■ **Brief**
The listing below must be repeated word for word, with its images excluded.

■ **Data section**
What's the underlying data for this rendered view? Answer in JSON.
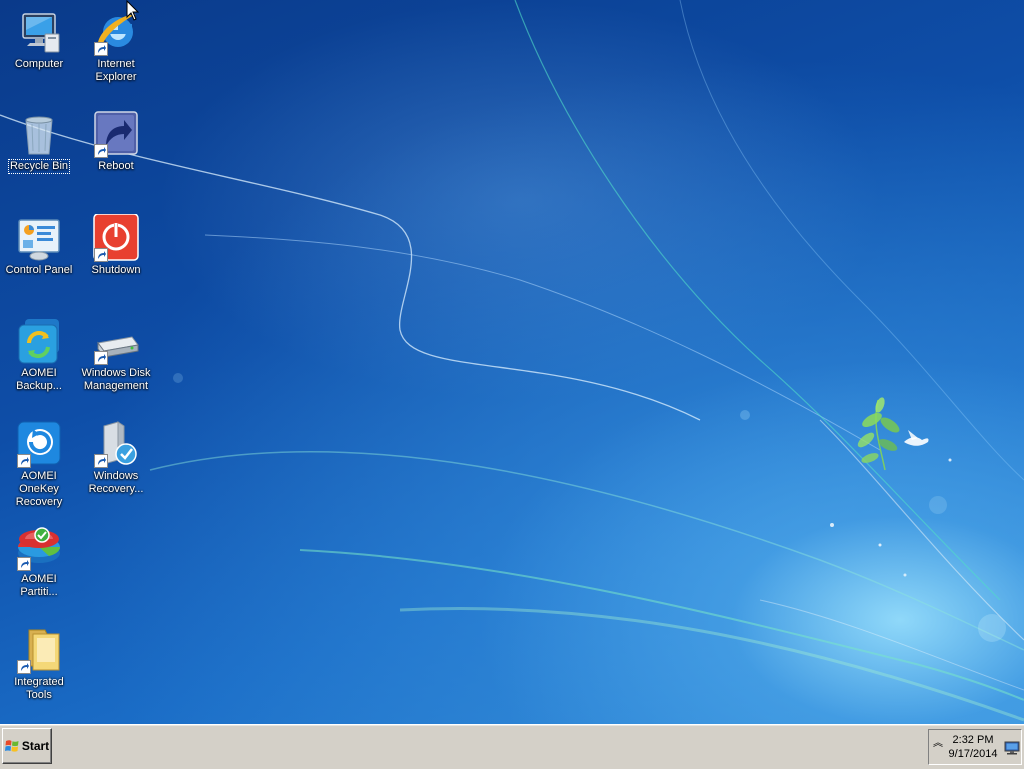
{
  "desktop": {
    "icons": [
      {
        "name": "computer",
        "label": "Computer",
        "shortcut": false,
        "selected": false
      },
      {
        "name": "internet-explorer",
        "label": "Internet\nExplorer",
        "shortcut": true,
        "selected": false
      },
      {
        "name": "recycle-bin",
        "label": "Recycle Bin",
        "shortcut": false,
        "selected": true
      },
      {
        "name": "reboot",
        "label": "Reboot",
        "shortcut": true,
        "selected": false
      },
      {
        "name": "control-panel",
        "label": "Control Panel",
        "shortcut": false,
        "selected": false
      },
      {
        "name": "shutdown",
        "label": "Shutdown",
        "shortcut": true,
        "selected": false
      },
      {
        "name": "aomei-backupper",
        "label": "AOMEI\nBackup...",
        "shortcut": false,
        "selected": false
      },
      {
        "name": "windows-disk-management",
        "label": "Windows Disk\nManagement",
        "shortcut": true,
        "selected": false
      },
      {
        "name": "aomei-onekey-recovery",
        "label": "AOMEI OneKey\nRecovery",
        "shortcut": true,
        "selected": false
      },
      {
        "name": "windows-recovery",
        "label": "Windows\nRecovery...",
        "shortcut": true,
        "selected": false
      },
      {
        "name": "aomei-partition",
        "label": "AOMEI\nPartiti...",
        "shortcut": true,
        "selected": false
      },
      {
        "name": "integrated-tools",
        "label": "Integrated\nTools",
        "shortcut": true,
        "selected": false
      }
    ]
  },
  "taskbar": {
    "start_label": "Start",
    "tray": {
      "expand_glyph": "︽",
      "time": "2:32 PM",
      "date": "9/17/2014",
      "network_icon": "network-monitor-icon"
    }
  },
  "colors": {
    "taskbar": "#d4d0c8",
    "desktop_dark": "#0a3a8a",
    "desktop_light": "#2e88d6",
    "label_text": "#ffffff"
  }
}
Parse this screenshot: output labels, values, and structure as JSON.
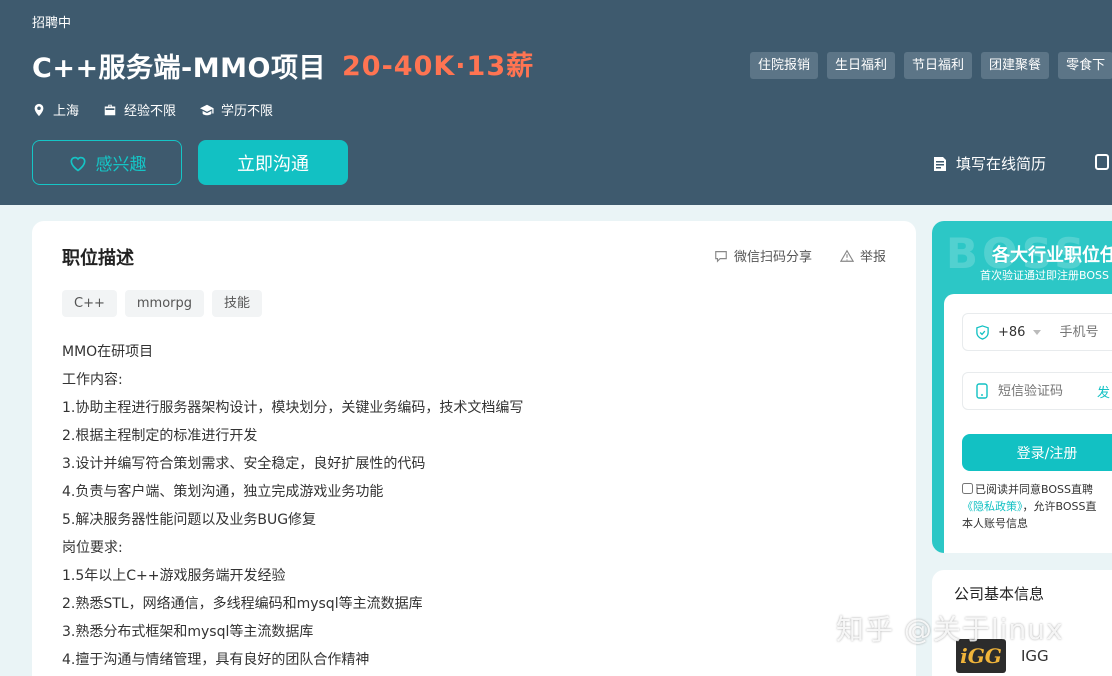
{
  "header": {
    "status": "招聘中",
    "job_title": "C++服务端-MMO项目",
    "salary": "20-40K·13薪",
    "benefits": [
      "住院报销",
      "生日福利",
      "节日福利",
      "团建聚餐",
      "零食下"
    ],
    "meta": {
      "location": "上海",
      "experience": "经验不限",
      "education": "学历不限"
    },
    "interest_label": "感兴趣",
    "chat_label": "立即沟通",
    "resume_label": "填写在线简历"
  },
  "job": {
    "section_title": "职位描述",
    "share_label": "微信扫码分享",
    "report_label": "举报",
    "skill_tags": [
      "C++",
      "mmorpg",
      "技能"
    ],
    "description": [
      "MMO在研项目",
      "工作内容:",
      "1.协助主程进行服务器架构设计，模块划分，关键业务编码，技术文档编写",
      "2.根据主程制定的标准进行开发",
      "3.设计并编写符合策划需求、安全稳定，良好扩展性的代码",
      "4.负责与客户端、策划沟通，独立完成游戏业务功能",
      "5.解决服务器性能问题以及业务BUG修复",
      "岗位要求:",
      "1.5年以上C++游戏服务端开发经验",
      "2.熟悉STL，网络通信，多线程编码和mysql等主流数据库",
      "3.熟悉分布式框架和mysql等主流数据库",
      "4.擅于沟通与情绪管理，具有良好的团队合作精神"
    ]
  },
  "login": {
    "watermark": "BOSS",
    "headline": "各大行业职位任",
    "subline": "首次验证通过即注册BOSS",
    "country_code": "+86",
    "phone_placeholder": "手机号",
    "code_placeholder": "短信验证码",
    "send_code_label": "发",
    "login_label": "登录/注册",
    "agree_text": "已阅读并同意BOSS直聘",
    "privacy_link": "《隐私政策》",
    "agree_text2": "，允许BOSS直",
    "agree_text3": "本人账号信息"
  },
  "company": {
    "title": "公司基本信息",
    "logo_text": "iGG",
    "name": "IGG"
  },
  "overlay": {
    "watermark": "知乎 @关于linux"
  },
  "colors": {
    "header_bg": "#3e5a6e",
    "accent": "#12c1c3",
    "salary": "#ff7452"
  }
}
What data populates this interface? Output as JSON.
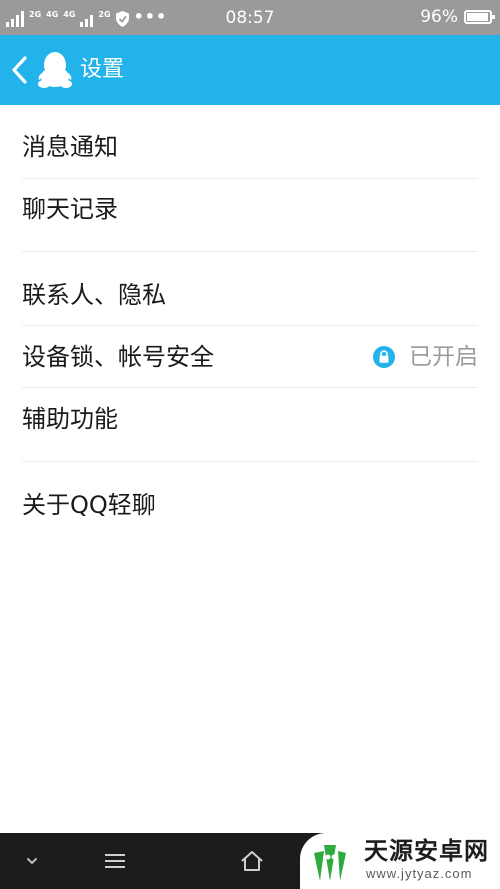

■ **The answer**
What's the underlying data for this rendered view? Answer in JSON.
{
  "desktop": {
    "icons": [
      {
        "name": "computer",
        "label": "Computer",
        "shortcut": false,
        "selected": false
      },
      {
        "name": "internet-explorer",
        "label": "Internet\nExplorer",
        "shortcut": true,
        "selected": false
      },
      {
        "name": "recycle-bin",
        "label": "Recycle Bin",
        "shortcut": false,
        "selected": true
      },
      {
        "name": "reboot",
        "label": "Reboot",
        "shortcut": true,
        "selected": false
      },
      {
        "name": "control-panel",
        "label": "Control Panel",
        "shortcut": false,
        "selected": false
      },
      {
        "name": "shutdown",
        "label": "Shutdown",
        "shortcut": true,
        "selected": false
      },
      {
        "name": "aomei-backupper",
        "label": "AOMEI\nBackup...",
        "shortcut": false,
        "selected": false
      },
      {
        "name": "windows-disk-management",
        "label": "Windows Disk\nManagement",
        "shortcut": true,
        "selected": false
      },
      {
        "name": "aomei-onekey-recovery",
        "label": "AOMEI OneKey\nRecovery",
        "shortcut": true,
        "selected": false
      },
      {
        "name": "windows-recovery",
        "label": "Windows\nRecovery...",
        "shortcut": true,
        "selected": false
      },
      {
        "name": "aomei-partition",
        "label": "AOMEI\nPartiti...",
        "shortcut": true,
        "selected": false
      },
      {
        "name": "integrated-tools",
        "label": "Integrated\nTools",
        "shortcut": true,
        "selected": false
      }
    ]
  },
  "taskbar": {
    "start_label": "Start",
    "tray": {
      "expand_glyph": "︽",
      "time": "2:32 PM",
      "date": "9/17/2014",
      "network_icon": "network-monitor-icon"
    }
  },
  "colors": {
    "taskbar": "#d4d0c8",
    "desktop_dark": "#0a3a8a",
    "desktop_light": "#2e88d6",
    "label_text": "#ffffff"
  }
}
Parse this screenshot: output labels, values, and structure as JSON.
{
  "header": {
    "status": "招聘中",
    "job_title": "C++服务端-MMO项目",
    "salary": "20-40K·13薪",
    "benefits": [
      "住院报销",
      "生日福利",
      "节日福利",
      "团建聚餐",
      "零食下"
    ],
    "meta": {
      "location": "上海",
      "experience": "经验不限",
      "education": "学历不限"
    },
    "interest_label": "感兴趣",
    "chat_label": "立即沟通",
    "resume_label": "填写在线简历"
  },
  "job": {
    "section_title": "职位描述",
    "share_label": "微信扫码分享",
    "report_label": "举报",
    "skill_tags": [
      "C++",
      "mmorpg",
      "技能"
    ],
    "description": [
      "MMO在研项目",
      "工作内容:",
      "1.协助主程进行服务器架构设计，模块划分，关键业务编码，技术文档编写",
      "2.根据主程制定的标准进行开发",
      "3.设计并编写符合策划需求、安全稳定，良好扩展性的代码",
      "4.负责与客户端、策划沟通，独立完成游戏业务功能",
      "5.解决服务器性能问题以及业务BUG修复",
      "岗位要求:",
      "1.5年以上C++游戏服务端开发经验",
      "2.熟悉STL，网络通信，多线程编码和mysql等主流数据库",
      "3.熟悉分布式框架和mysql等主流数据库",
      "4.擅于沟通与情绪管理，具有良好的团队合作精神"
    ]
  },
  "login": {
    "watermark": "BOSS",
    "headline": "各大行业职位任",
    "subline": "首次验证通过即注册BOSS",
    "country_code": "+86",
    "phone_placeholder": "手机号",
    "code_placeholder": "短信验证码",
    "send_code_label": "发",
    "login_label": "登录/注册",
    "agree_text": "已阅读并同意BOSS直聘",
    "privacy_link": "《隐私政策》",
    "agree_text2": "，允许BOSS直",
    "agree_text3": "本人账号信息"
  },
  "company": {
    "title": "公司基本信息",
    "logo_text": "iGG",
    "name": "IGG"
  },
  "overlay": {
    "watermark": "知乎 @关于linux"
  },
  "colors": {
    "header_bg": "#3e5a6e",
    "accent": "#12c1c3",
    "salary": "#ff7452"
  }
}
What data populates this interface? Output as JSON.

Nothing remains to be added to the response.